In effetti oggi nessuno fa più caso ad un uomo che chiede aiuto all’angolo di una strada; oramai è divenuta una scena fin troppo abituale che il più delle volte suscita repulsione piuttosto che spirito di solidarietà. Anzi, se ci pensiamo bene, lo spirito di solidarietà non lo ritroviamo nemmeno più di fronte alle catastrofi naturali: ci basta volgere lo sguardo su quanto è successo nell’occasione del terremoto che ha colpito L’Aquila. Altro che solidarietà, quel che è emerso è stato un mero sentimento di egoismo: gli uomini che avrebbero dovuto organizzare i soccorsi, nella loro ilarità, hanno pensato innanzitutto a pianificare le proprie speculazioni sulla tragedia. Altri poi, rubando di tutto, hanno provveduto a ripulire le case inagibili dai ricordi di chi le aveva abitate. E la lista potrebbe essere ancora lunga…
Homo homini lupus, avrebbe detto il buon Hobbes.
Ma è davvero questo lo scopo della vita? la moneta della nostra felicità?
E allora, oggi, «che cosa abbiamo trovato?» Solo «le stesse vecchie paure».

(Dati di analisi del layout di pagina)
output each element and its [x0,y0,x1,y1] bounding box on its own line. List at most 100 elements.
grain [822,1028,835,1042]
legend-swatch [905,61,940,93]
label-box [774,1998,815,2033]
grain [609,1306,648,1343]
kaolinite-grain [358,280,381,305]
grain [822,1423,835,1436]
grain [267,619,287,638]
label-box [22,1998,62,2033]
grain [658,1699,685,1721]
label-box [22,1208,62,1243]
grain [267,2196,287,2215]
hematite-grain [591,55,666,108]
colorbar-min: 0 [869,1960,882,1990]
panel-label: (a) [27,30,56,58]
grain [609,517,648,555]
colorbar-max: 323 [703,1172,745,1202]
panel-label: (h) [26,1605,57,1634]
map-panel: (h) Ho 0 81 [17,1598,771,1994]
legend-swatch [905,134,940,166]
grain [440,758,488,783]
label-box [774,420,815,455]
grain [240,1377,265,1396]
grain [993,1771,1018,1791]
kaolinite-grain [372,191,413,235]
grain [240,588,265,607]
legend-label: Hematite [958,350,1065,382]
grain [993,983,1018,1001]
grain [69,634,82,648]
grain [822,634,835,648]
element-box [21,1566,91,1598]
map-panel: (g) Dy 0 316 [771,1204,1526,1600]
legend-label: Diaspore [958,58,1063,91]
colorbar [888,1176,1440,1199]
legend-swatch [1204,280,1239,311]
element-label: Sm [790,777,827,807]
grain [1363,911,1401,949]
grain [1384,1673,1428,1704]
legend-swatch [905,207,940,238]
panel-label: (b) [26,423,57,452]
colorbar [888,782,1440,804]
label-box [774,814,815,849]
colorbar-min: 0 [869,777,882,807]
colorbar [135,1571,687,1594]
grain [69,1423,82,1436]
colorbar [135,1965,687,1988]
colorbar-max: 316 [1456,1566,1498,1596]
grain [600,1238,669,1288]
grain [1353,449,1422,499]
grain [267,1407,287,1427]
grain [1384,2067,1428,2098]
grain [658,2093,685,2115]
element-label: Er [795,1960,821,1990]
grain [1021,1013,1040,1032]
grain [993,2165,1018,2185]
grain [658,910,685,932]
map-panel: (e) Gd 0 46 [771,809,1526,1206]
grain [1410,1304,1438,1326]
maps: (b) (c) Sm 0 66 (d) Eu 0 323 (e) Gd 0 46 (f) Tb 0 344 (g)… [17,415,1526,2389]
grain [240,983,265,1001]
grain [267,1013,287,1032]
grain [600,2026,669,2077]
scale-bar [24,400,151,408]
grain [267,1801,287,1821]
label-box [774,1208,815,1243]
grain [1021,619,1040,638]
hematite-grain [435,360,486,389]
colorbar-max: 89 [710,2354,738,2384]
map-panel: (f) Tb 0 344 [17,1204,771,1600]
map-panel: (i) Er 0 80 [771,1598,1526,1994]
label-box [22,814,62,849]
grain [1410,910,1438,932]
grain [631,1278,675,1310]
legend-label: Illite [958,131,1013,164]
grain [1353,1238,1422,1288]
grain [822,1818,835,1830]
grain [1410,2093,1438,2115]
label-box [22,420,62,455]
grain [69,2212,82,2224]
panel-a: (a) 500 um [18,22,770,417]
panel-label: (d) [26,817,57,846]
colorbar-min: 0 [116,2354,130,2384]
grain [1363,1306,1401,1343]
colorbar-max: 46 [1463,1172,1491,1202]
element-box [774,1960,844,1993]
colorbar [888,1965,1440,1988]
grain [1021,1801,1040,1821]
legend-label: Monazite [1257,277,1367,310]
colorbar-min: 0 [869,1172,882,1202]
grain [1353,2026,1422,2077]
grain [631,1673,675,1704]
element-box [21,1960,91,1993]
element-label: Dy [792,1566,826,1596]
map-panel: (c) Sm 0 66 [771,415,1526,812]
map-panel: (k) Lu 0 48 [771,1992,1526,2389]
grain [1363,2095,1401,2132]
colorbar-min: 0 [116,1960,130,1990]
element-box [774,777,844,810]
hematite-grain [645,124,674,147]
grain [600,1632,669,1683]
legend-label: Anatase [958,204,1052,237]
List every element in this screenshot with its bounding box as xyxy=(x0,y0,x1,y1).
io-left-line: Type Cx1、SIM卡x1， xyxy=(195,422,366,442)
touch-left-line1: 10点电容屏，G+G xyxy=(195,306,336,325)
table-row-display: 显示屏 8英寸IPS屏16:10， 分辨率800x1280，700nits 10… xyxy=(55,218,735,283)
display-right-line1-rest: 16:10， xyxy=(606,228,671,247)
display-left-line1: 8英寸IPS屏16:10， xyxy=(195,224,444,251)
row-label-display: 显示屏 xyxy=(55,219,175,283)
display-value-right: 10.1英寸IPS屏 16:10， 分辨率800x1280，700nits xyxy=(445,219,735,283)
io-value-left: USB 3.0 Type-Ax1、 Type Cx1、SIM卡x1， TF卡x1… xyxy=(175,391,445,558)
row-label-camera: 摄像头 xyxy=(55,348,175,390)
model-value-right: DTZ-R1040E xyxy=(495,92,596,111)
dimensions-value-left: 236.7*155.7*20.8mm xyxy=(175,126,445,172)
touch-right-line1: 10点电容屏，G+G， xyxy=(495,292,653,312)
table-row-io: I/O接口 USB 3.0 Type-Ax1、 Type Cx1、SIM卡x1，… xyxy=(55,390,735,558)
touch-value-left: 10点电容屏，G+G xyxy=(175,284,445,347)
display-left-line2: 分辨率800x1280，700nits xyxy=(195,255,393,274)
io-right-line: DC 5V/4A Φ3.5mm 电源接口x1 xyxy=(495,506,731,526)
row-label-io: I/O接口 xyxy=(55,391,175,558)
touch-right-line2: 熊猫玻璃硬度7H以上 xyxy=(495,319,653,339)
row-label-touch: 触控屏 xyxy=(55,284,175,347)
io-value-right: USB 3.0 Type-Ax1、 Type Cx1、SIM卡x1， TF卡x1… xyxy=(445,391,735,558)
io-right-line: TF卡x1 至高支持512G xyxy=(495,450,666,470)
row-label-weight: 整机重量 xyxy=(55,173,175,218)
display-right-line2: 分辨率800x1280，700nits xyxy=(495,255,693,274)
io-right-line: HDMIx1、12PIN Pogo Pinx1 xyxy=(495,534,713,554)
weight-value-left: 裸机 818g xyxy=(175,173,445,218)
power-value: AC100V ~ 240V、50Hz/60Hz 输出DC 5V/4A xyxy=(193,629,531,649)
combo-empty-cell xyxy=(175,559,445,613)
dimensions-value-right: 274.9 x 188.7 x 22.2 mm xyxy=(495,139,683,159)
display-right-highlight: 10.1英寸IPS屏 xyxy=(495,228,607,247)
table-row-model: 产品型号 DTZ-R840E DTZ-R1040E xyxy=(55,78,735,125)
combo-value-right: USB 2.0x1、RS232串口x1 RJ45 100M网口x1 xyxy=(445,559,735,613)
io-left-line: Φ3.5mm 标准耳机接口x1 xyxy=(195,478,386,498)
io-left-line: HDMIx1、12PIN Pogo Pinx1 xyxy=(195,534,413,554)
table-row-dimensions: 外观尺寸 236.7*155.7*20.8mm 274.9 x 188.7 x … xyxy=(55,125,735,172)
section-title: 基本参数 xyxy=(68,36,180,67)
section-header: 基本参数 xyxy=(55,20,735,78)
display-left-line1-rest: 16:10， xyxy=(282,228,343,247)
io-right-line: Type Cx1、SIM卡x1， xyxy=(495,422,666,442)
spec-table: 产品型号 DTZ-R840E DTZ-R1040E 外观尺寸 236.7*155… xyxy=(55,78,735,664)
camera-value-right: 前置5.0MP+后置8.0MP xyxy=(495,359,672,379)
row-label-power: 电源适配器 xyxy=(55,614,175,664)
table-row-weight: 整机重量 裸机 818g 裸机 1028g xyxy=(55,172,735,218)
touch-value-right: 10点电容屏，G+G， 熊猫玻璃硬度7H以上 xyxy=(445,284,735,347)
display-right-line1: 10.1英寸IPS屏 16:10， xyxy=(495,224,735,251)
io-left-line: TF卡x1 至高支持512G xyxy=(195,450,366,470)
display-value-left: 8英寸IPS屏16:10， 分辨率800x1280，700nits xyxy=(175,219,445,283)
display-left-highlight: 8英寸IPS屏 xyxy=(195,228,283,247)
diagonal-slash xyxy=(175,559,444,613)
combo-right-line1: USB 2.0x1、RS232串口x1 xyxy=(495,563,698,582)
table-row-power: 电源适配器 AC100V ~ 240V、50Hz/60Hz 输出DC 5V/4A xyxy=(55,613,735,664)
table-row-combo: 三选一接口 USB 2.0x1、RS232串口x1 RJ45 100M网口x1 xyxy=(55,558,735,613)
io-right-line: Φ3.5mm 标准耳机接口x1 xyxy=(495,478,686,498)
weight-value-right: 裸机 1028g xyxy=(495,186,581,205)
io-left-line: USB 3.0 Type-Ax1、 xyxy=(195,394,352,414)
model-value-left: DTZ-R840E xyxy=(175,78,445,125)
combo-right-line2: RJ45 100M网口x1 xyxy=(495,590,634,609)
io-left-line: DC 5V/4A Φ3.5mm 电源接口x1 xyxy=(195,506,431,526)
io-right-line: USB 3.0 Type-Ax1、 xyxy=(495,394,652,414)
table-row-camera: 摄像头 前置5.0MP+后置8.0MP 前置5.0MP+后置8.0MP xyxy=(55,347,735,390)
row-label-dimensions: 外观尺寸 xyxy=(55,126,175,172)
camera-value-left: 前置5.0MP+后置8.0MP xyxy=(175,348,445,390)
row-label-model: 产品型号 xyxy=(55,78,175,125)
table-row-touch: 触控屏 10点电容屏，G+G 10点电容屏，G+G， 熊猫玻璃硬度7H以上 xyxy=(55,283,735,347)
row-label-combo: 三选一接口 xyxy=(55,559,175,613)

Compiti da svolgere:
1. Quale catastrofe naturale cita il testo dell'esercizio come esempio della perdita dello spirito di solidarietà?
2. Riporta alla lettera il passo del testo dell'esercizio che va da «In effetti oggi» fino a «il buon Hobbes.» incluso.

Risposte ai compiti:
1. Il terremoto che ha colpito L'Aquila.

2.
In effetti oggi nessuno fa più caso ad un uomo che chiede aiuto all’angolo di una strada; oramai è divenuta una scena fin troppo abituale che il più delle volte suscita repulsione piuttosto che spirito di solidarietà. Anzi, se ci pensiamo bene, lo spirito di solidarietà non lo ritroviamo nemmeno più di fronte alle catastrofi naturali: ci basta volgere lo sguardo su quanto è successo nell’occasione del terremoto che ha colpito L’Aquila. Altro che solidarietà, quel che è emerso è stato un mero sentimento di egoismo: gli uomini che avrebbero dovuto organizzare i soccorsi, nella loro ilarità, hanno pensato innanzitutto a pianificare le proprie speculazioni sulla tragedia. Altri poi, rubando di tutto, hanno provveduto a ripulire le case inagibili dai ricordi di chi le aveva abitate. E la lista potrebbe essere ancora lunga…
Homo homini lupus, avrebbe detto il buon Hobbes.